== EXERCISE GOAL ==
Go through the entries below and collect each line with the string "JSON" in it.

== Extracted data entries ==
• • • • • • •

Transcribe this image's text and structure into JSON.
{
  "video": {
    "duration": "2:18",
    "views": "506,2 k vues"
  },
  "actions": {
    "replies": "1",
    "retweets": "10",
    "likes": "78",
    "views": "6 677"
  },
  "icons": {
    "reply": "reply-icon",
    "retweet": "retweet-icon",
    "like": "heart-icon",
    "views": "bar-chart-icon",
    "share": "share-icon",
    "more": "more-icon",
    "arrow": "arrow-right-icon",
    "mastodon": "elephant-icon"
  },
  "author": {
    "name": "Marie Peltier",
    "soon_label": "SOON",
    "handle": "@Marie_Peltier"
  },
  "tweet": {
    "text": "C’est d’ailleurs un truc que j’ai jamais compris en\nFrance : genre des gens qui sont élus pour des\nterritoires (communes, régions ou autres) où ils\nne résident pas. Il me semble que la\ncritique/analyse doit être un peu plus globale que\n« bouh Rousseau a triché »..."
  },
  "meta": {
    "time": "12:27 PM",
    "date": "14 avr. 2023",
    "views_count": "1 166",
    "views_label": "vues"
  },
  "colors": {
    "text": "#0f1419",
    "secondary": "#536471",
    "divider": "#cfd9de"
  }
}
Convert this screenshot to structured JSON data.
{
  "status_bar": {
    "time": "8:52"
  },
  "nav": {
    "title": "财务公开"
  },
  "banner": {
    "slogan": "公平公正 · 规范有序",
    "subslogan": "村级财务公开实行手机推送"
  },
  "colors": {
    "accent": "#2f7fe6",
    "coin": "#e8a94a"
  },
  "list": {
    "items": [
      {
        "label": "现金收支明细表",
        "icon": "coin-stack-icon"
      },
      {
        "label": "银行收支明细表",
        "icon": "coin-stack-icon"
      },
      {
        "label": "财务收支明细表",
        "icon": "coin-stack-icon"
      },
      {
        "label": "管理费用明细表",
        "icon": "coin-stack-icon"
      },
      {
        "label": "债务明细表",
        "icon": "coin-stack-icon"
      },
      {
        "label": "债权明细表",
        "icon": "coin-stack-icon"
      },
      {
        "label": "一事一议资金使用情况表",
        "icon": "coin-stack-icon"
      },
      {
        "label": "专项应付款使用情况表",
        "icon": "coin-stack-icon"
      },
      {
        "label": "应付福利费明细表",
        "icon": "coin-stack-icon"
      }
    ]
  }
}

• • • • • • •

== RESULT FOR THIS EXERCISE ==
Transcribe this image's text and structure into JSON.
Convert this screenshot to structured JSON data.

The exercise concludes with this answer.